*Stated problem:* State how many lines in the listing below include the word "Normal", and add nothing besides the number.

--- begin Data extract ---

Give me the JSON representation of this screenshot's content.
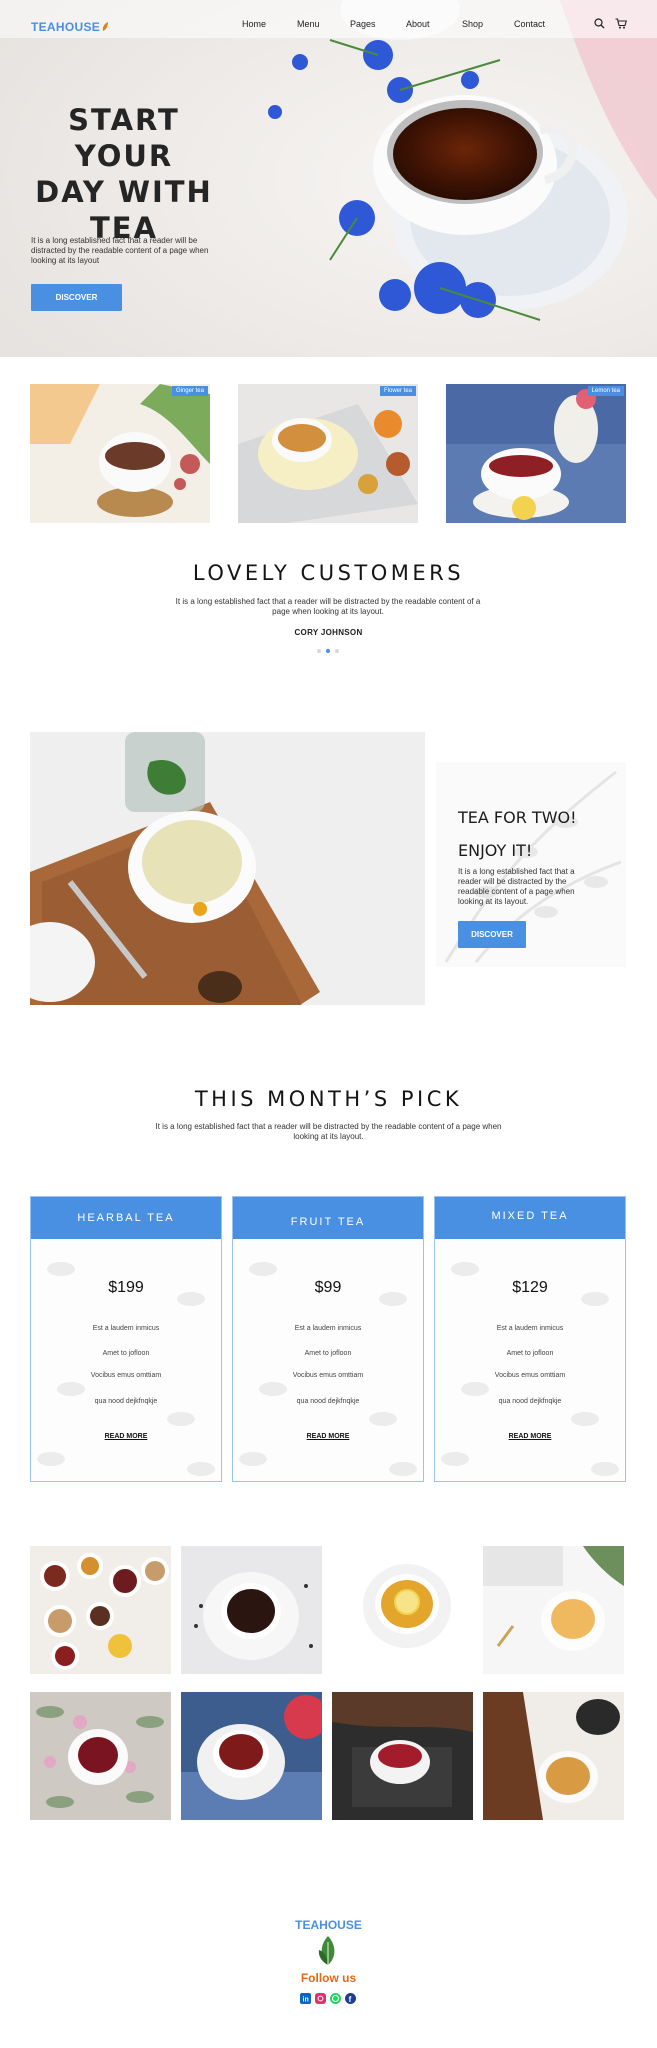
{
  "brand": {
    "name": "TEAHOUSE",
    "accent": "#4A90E2",
    "footer_orange": "#E06A1A"
  },
  "nav": {
    "links": [
      "Home",
      "Menu",
      "Pages",
      "About",
      "Shop",
      "Contact"
    ],
    "icons": [
      "search-icon",
      "cart-icon"
    ]
  },
  "hero": {
    "title_lines": [
      "START YOUR",
      "DAY WITH",
      "TEA"
    ],
    "text": "It is a long established fact that a reader will be distracted by the readable content of a page when looking at its layout",
    "button": "DISCOVER"
  },
  "categories": [
    {
      "label": "Ginger tea"
    },
    {
      "label": "Flower tea"
    },
    {
      "label": "Lemon tea"
    }
  ],
  "customers": {
    "title": "LOVELY CUSTOMERS",
    "text": "It is a long established fact that a reader will be distracted by the readable content of a page when looking at its layout.",
    "name": "CORY JOHNSON",
    "active_dot": 2
  },
  "promo": {
    "line1": "TEA FOR TWO!",
    "line2": "ENJOY IT!",
    "text": "It is a long established fact that a reader will be distracted by the readable content of a page when looking at its layout.",
    "button": "DISCOVER"
  },
  "pick": {
    "title": "THIS MONTH’S PICK",
    "text": "It is a long established fact that a reader will be distracted by the readable content of a page when looking at its layout."
  },
  "pricing": [
    {
      "name": "HEARBAL TEA",
      "price": "$199",
      "items": [
        "Est a laudem inmicus",
        "Amet to jofloon",
        "Vocibus emus omttiam",
        "qua nood dejkfnqkje"
      ],
      "more": "READ MORE"
    },
    {
      "name": "FRUIT TEA",
      "price": "$99",
      "items": [
        "Est a laudem inmicus",
        "Amet to jofloon",
        "Vocibus emus omttiam",
        "qua nood dejkfnqkje"
      ],
      "more": "READ MORE"
    },
    {
      "name": "MIXED TEA",
      "price": "$129",
      "items": [
        "Est a laudem inmicus",
        "Amet to jofloon",
        "Vocibus emus omttiam",
        "qua nood dejkfnqkje"
      ],
      "more": "READ MORE"
    }
  ],
  "footer": {
    "brand": "TEAHOUSE",
    "follow": "Follow us",
    "social": [
      "linkedin-icon",
      "instagram-icon",
      "whatsapp-icon",
      "facebook-icon"
    ]
  }
}
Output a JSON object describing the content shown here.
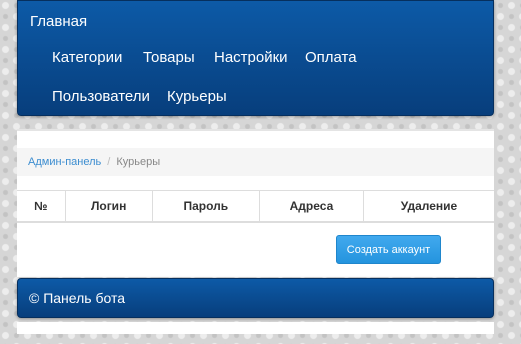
{
  "navbar": {
    "brand": "Главная",
    "items": [
      "Категории",
      "Товары",
      "Настройки",
      "Оплата",
      "Пользователи",
      "Курьеры"
    ]
  },
  "breadcrumb": {
    "parent": "Админ-панель",
    "separator": "/",
    "current": "Курьеры"
  },
  "table": {
    "columns": [
      "№",
      "Логин",
      "Пароль",
      "Адреса",
      "Удаление"
    ]
  },
  "actions": {
    "create_label": "Создать аккаунт"
  },
  "footer": {
    "text": "© Панель бота"
  },
  "colors": {
    "navbar": "#0b4e92",
    "button": "#2f9fe8",
    "link": "#3c8dd0"
  }
}
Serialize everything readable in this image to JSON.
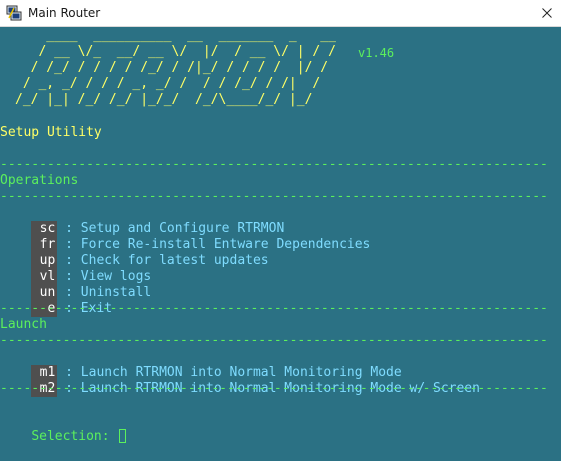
{
  "window": {
    "title": "Main Router",
    "app_icon": "putty-icon",
    "close_icon": "close-icon"
  },
  "banner": {
    "lines": [
      "    ____  __________  __  _______  _   __",
      "   / __ \\/_  __/ __ \\/  |/  / __ \\/ | / /",
      "  / /_/ / / / / /_/ / /|_/ / / / /  |/ /",
      " / _, _/ / / / _, _/ /  / / /_/ / /|  /",
      "/_/ |_| /_/ /_/ |_/_/  /_/\\____/_/ |_/"
    ],
    "version": "v1.46"
  },
  "subtitle": "Setup Utility",
  "divider": "----------------------------------------------------------------------",
  "operations": {
    "heading": "Operations",
    "items": [
      {
        "key": "sc",
        "label": "Setup and Configure RTRMON"
      },
      {
        "key": "fr",
        "label": "Force Re-install Entware Dependencies"
      },
      {
        "key": "up",
        "label": "Check for latest updates"
      },
      {
        "key": "vl",
        "label": "View logs"
      },
      {
        "key": "un",
        "label": "Uninstall"
      },
      {
        "key": "e",
        "label": "Exit"
      }
    ]
  },
  "launch": {
    "heading": "Launch",
    "items": [
      {
        "key": "m1",
        "label": "Launch RTRMON into Normal Monitoring Mode"
      },
      {
        "key": "m2",
        "label": "Launch RTRMON into Normal Monitoring Mode w/ Screen"
      }
    ]
  },
  "item_separator": " : ",
  "prompt": {
    "label": "Selection: ",
    "value": ""
  },
  "colors": {
    "background": "#2b7184",
    "banner": "#ffff66",
    "heading": "#5cf05c",
    "item_text": "#7fdcff",
    "key_bg": "#4f4f4f"
  }
}
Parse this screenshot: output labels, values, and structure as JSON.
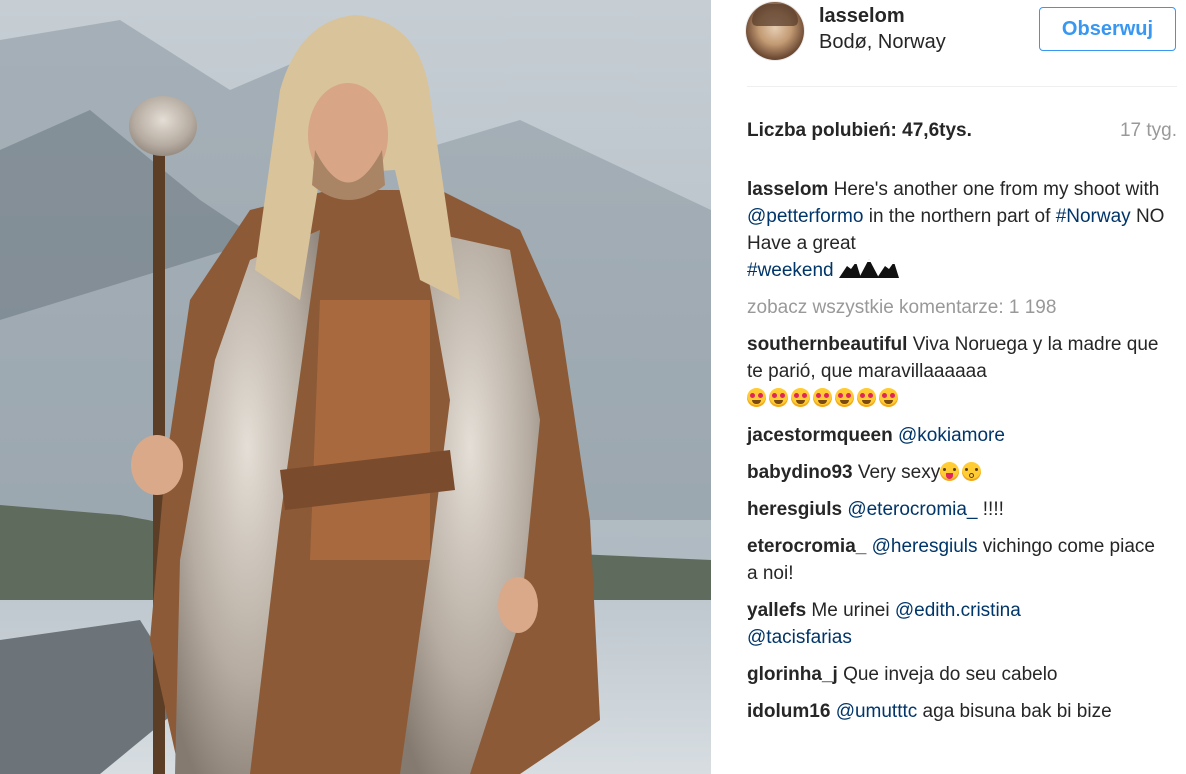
{
  "post": {
    "username": "lasselom",
    "location": "Bodø, Norway",
    "follow_label": "Obserwuj",
    "likes_text": "Liczba polubień: 47,6tys.",
    "age": "17 tyg."
  },
  "caption": {
    "username": "lasselom",
    "t1": " Here's another one from my shoot with ",
    "mention1": "@petterformo",
    "t2": " in the northern part of ",
    "hashtag1": "#Norway",
    "t3": " NO Have a great ",
    "hashtag2": "#weekend"
  },
  "view_all": "zobacz wszystkie komentarze: 1 198",
  "comments": [
    {
      "user": "southernbeautiful",
      "text": " Viva Noruega y la madre que te parió, que maravillaaaaaa "
    },
    {
      "user": "jacestormqueen",
      "mention": "@kokiamore"
    },
    {
      "user": "babydino93",
      "text": " Very sexy"
    },
    {
      "user": "heresgiuls",
      "mention": "@eterocromia_",
      "after": " !!!!"
    },
    {
      "user": "eterocromia_",
      "mention": "@heresgiuls",
      "after": " vichingo come piace a noi!"
    },
    {
      "user": "yallefs",
      "text": " Me urinei ",
      "mention": "@edith.cristina",
      "mention2": "@tacisfarias"
    },
    {
      "user": "glorinha_j",
      "text": " Que inveja do seu cabelo"
    },
    {
      "user": "idolum16",
      "mention": "@umutttc",
      "after": " aga bisuna bak bi bize"
    }
  ],
  "icons": {
    "avatar": "profile-photo",
    "emoji_heart_eyes": "heart-eyes-emoji",
    "emoji_tongue": "tongue-emoji",
    "emoji_kiss": "kiss-emoji",
    "mountain": "mountain-emoji"
  },
  "colors": {
    "link": "#003569",
    "follow": "#3897f0",
    "muted": "#999999",
    "text": "#262626"
  }
}
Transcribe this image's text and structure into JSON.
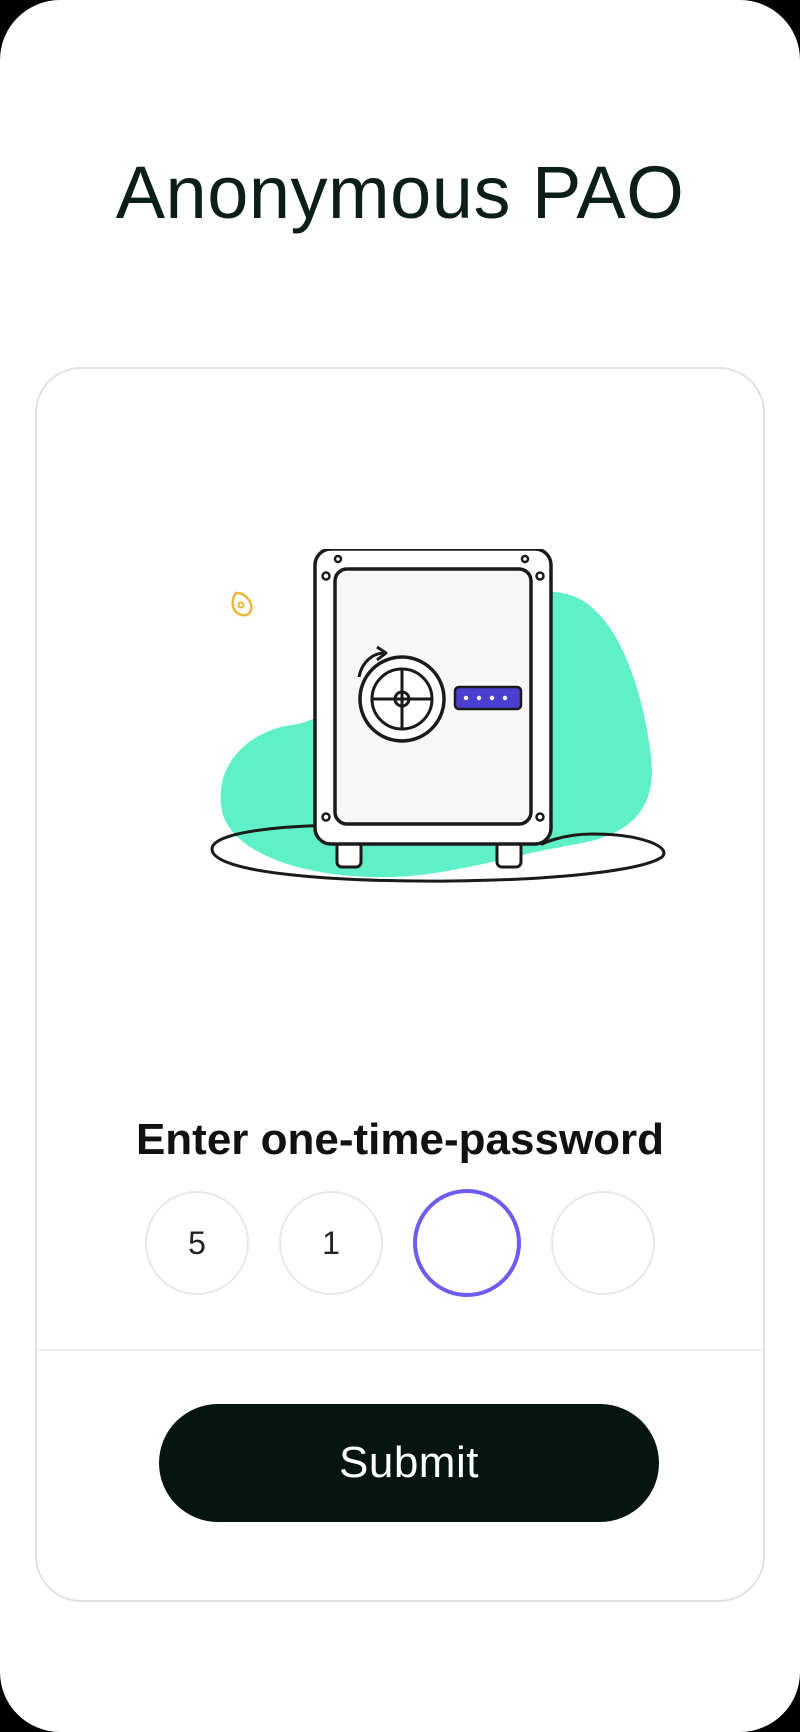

--- end Data extract ---

*Response to the exercise:* 2